» **Exercise brief**: Find each line containing the string "помощью" and return it.

········

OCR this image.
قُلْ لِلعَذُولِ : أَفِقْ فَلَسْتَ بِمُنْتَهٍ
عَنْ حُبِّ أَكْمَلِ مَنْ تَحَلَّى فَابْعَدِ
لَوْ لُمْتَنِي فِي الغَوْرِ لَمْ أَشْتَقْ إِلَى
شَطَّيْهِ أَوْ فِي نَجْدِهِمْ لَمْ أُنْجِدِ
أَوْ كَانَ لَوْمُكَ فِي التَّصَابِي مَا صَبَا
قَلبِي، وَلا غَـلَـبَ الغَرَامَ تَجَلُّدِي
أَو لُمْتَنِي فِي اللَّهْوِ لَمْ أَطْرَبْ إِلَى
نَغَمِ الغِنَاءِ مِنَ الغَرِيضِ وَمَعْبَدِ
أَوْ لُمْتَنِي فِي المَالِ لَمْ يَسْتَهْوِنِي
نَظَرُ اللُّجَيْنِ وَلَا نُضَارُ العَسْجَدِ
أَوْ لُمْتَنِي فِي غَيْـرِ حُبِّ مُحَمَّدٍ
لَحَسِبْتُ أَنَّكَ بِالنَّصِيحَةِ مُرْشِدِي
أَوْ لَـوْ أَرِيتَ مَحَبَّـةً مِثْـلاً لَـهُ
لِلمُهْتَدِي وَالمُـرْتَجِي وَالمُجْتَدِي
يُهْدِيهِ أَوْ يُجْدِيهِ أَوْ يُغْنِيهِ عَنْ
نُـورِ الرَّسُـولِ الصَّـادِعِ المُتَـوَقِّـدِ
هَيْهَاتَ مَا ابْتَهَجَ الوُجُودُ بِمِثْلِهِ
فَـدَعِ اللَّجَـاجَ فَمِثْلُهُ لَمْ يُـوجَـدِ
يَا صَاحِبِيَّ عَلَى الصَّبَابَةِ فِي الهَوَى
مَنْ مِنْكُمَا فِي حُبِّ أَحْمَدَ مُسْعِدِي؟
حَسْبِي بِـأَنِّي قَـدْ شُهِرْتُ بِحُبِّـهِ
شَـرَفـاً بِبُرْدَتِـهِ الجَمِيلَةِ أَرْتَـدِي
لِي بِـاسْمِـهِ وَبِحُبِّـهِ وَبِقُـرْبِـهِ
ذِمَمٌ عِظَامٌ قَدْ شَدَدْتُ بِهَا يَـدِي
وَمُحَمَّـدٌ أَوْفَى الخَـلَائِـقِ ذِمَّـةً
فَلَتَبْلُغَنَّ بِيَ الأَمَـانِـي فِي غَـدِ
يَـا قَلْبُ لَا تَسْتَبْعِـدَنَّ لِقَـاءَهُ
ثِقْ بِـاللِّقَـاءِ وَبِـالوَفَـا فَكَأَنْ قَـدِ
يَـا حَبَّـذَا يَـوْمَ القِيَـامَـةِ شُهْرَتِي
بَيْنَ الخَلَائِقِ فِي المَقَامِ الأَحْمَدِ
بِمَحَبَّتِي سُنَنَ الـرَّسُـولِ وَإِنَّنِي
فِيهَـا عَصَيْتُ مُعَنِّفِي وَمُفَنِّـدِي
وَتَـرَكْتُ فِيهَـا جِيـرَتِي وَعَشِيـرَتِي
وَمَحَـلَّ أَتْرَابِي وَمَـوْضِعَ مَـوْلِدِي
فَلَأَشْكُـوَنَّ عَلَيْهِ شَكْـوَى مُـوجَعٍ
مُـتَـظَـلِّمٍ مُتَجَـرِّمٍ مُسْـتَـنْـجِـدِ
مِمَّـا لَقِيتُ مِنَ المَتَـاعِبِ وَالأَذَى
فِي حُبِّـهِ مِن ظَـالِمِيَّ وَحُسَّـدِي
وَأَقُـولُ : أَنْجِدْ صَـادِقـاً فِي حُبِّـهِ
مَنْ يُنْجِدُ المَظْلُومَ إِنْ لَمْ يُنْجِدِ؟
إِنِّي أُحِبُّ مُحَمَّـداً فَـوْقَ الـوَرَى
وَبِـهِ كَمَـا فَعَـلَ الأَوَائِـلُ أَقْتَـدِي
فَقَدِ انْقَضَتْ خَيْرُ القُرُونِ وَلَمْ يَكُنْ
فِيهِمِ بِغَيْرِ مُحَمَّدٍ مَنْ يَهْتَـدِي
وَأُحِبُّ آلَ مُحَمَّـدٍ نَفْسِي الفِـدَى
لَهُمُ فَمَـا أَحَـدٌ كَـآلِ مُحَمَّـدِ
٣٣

········

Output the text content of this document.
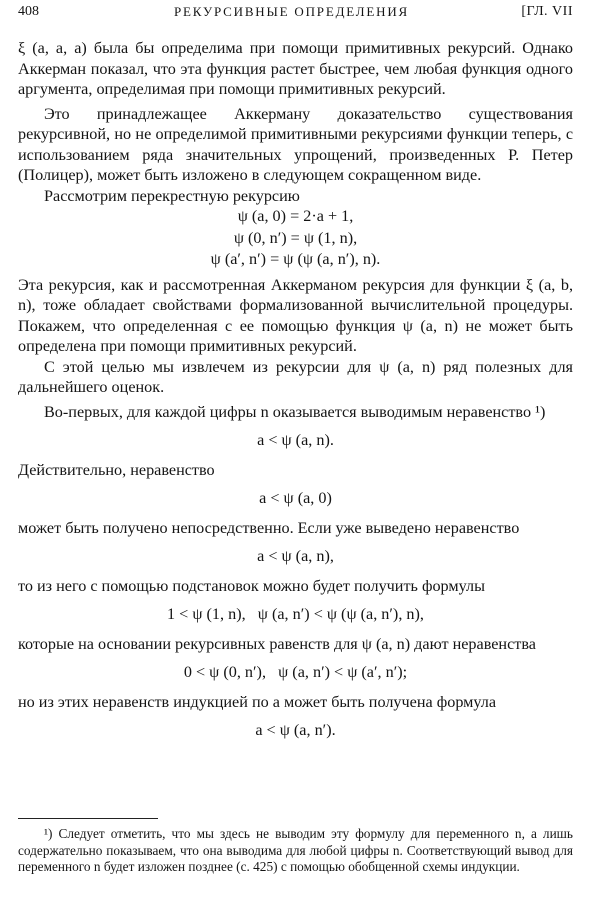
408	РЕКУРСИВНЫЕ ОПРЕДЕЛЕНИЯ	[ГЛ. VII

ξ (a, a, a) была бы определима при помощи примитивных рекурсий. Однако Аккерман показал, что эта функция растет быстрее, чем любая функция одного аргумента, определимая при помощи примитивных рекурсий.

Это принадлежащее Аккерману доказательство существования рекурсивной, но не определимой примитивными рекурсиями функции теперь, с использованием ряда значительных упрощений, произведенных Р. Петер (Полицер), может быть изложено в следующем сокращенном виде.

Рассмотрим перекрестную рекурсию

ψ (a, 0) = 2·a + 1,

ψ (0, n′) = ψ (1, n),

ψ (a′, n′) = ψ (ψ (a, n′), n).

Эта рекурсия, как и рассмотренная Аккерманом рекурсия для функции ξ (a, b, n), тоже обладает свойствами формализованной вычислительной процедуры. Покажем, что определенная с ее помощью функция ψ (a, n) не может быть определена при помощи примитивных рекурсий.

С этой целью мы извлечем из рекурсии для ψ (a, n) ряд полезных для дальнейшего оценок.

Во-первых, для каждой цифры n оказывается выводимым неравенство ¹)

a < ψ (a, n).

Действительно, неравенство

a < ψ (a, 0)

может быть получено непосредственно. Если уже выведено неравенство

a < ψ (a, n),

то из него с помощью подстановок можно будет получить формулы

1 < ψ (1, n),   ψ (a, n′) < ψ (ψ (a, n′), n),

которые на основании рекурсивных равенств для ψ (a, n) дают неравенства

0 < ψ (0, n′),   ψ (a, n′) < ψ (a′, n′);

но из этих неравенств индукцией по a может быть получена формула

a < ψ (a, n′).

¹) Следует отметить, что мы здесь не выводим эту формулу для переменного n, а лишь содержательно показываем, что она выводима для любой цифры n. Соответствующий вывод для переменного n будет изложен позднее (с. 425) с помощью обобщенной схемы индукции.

········

» **Response to this task**:
Эта рекурсия, как и рассмотренная Аккерманом рекурсия для функции ξ (a, b, n), тоже обладает свойствами формализованной вычислительной процедуры. Покажем, что определенная с ее помощью функция ψ (a, n) не может быть определена при помощи примитивных рекурсий.
то из него с помощью подстановок можно будет получить формулы
¹) Следует отметить, что мы здесь не выводим эту формулу для переменного n, а лишь содержательно показываем, что она выводима для любой цифры n. Соответствующий вывод для переменного n будет изложен позднее (с. 425) с помощью обобщенной схемы индукции.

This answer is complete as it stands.